(WHAT YOU NEED TO DO): Copy out every record below, word for word.

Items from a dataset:
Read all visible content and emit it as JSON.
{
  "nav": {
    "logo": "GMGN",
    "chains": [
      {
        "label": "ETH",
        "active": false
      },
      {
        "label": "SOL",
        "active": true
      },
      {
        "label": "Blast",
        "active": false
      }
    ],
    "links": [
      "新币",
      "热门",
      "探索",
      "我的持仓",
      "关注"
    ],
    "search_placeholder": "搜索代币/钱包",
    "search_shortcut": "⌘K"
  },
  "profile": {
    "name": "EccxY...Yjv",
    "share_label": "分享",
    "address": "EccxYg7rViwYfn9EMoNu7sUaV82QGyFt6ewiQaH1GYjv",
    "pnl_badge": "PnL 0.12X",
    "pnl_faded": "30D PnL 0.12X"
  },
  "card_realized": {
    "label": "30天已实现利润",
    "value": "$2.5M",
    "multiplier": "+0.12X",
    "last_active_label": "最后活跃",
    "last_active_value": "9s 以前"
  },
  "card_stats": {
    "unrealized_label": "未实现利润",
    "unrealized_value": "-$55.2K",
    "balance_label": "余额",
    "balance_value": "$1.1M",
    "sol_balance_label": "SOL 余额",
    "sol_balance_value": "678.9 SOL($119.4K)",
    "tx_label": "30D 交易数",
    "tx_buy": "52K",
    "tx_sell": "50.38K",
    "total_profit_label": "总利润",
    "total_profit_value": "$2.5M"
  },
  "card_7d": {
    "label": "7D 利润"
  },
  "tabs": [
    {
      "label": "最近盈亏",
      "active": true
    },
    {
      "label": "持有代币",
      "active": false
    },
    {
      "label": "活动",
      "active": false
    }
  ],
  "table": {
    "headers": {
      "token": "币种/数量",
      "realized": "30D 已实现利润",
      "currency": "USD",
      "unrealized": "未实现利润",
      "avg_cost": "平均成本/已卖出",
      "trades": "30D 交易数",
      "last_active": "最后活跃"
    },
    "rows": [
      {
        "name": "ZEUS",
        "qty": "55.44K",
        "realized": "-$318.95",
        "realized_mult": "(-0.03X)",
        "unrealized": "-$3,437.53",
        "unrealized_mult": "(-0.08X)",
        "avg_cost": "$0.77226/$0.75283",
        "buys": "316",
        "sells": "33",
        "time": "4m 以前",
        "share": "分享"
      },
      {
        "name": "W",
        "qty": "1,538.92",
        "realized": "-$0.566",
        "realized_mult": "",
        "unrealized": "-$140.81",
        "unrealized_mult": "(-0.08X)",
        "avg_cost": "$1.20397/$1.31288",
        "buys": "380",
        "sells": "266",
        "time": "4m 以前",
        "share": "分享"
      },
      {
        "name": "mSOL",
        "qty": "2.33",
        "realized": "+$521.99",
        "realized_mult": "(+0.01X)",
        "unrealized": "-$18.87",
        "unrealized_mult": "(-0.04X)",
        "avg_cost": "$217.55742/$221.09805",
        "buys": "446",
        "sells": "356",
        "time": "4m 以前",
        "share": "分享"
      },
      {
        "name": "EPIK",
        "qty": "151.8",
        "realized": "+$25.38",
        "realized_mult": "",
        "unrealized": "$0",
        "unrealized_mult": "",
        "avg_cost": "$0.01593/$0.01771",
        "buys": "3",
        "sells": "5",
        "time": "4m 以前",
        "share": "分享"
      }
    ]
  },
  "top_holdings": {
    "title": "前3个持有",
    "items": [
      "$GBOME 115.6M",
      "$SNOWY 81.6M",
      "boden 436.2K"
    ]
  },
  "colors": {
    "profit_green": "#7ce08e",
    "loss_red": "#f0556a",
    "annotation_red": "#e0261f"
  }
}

(WRITTEN REPLY):
Read all visible content and emit it as JSON.
{
  "nav": {
    "logo": "GMGN",
    "chains": [
      {
        "label": "ETH",
        "active": false
      },
      {
        "label": "SOL",
        "active": true
      },
      {
        "label": "Blast",
        "active": false
      }
    ],
    "links": [
      "新币",
      "热门",
      "探索",
      "我的持仓",
      "关注"
    ],
    "search_placeholder": "搜索代币/钱包",
    "search_shortcut": "⌘K"
  },
  "profile": {
    "name": "EccxY...Yjv",
    "share_label": "分享",
    "address": "EccxYg7rViwYfn9EMoNu7sUaV82QGyFt6ewiQaH1GYjv",
    "pnl_badge": "PnL 0.12X",
    "pnl_faded": "30D PnL 0.12X"
  },
  "card_realized": {
    "label": "30天已实现利润",
    "value": "$2.5M",
    "multiplier": "+0.12X",
    "last_active_label": "最后活跃",
    "last_active_value": "9s 以前"
  },
  "card_stats": {
    "unrealized_label": "未实现利润",
    "unrealized_value": "-$55.2K",
    "balance_label": "余额",
    "balance_value": "$1.1M",
    "sol_balance_label": "SOL 余额",
    "sol_balance_value": "678.9 SOL($119.4K)",
    "tx_label": "30D 交易数",
    "tx_buy": "52K",
    "tx_sell": "50.38K",
    "total_profit_label": "总利润",
    "total_profit_value": "$2.5M"
  },
  "card_7d": {
    "label": "7D 利润"
  },
  "tabs": [
    {
      "label": "最近盈亏",
      "active": true
    },
    {
      "label": "持有代币",
      "active": false
    },
    {
      "label": "活动",
      "active": false
    }
  ],
  "table": {
    "headers": {
      "token": "币种/数量",
      "realized": "30D 已实现利润",
      "currency": "USD",
      "unrealized": "未实现利润",
      "avg_cost": "平均成本/已卖出",
      "trades": "30D 交易数",
      "last_active": "最后活跃"
    },
    "rows": [
      {
        "name": "ZEUS",
        "qty": "55.44K",
        "realized": "-$318.95",
        "realized_mult": "(-0.03X)",
        "unrealized": "-$3,437.53",
        "unrealized_mult": "(-0.08X)",
        "avg_cost": "$0.77226/$0.75283",
        "buys": "316",
        "sells": "33",
        "time": "4m 以前",
        "share": "分享"
      },
      {
        "name": "W",
        "qty": "1,538.92",
        "realized": "-$0.566",
        "realized_mult": "",
        "unrealized": "-$140.81",
        "unrealized_mult": "(-0.08X)",
        "avg_cost": "$1.20397/$1.31288",
        "buys": "380",
        "sells": "266",
        "time": "4m 以前",
        "share": "分享"
      },
      {
        "name": "mSOL",
        "qty": "2.33",
        "realized": "+$521.99",
        "realized_mult": "(+0.01X)",
        "unrealized": "-$18.87",
        "unrealized_mult": "(-0.04X)",
        "avg_cost": "$217.55742/$221.09805",
        "buys": "446",
        "sells": "356",
        "time": "4m 以前",
        "share": "分享"
      },
      {
        "name": "EPIK",
        "qty": "151.8",
        "realized": "+$25.38",
        "realized_mult": "",
        "unrealized": "$0",
        "unrealized_mult": "",
        "avg_cost": "$0.01593/$0.01771",
        "buys": "3",
        "sells": "5",
        "time": "4m 以前",
        "share": "分享"
      }
    ]
  },
  "top_holdings": {
    "title": "前3个持有",
    "items": [
      "$GBOME 115.6M",
      "$SNOWY 81.6M",
      "boden 436.2K"
    ]
  },
  "colors": {
    "profit_green": "#7ce08e",
    "loss_red": "#f0556a",
    "annotation_red": "#e0261f"
  }
}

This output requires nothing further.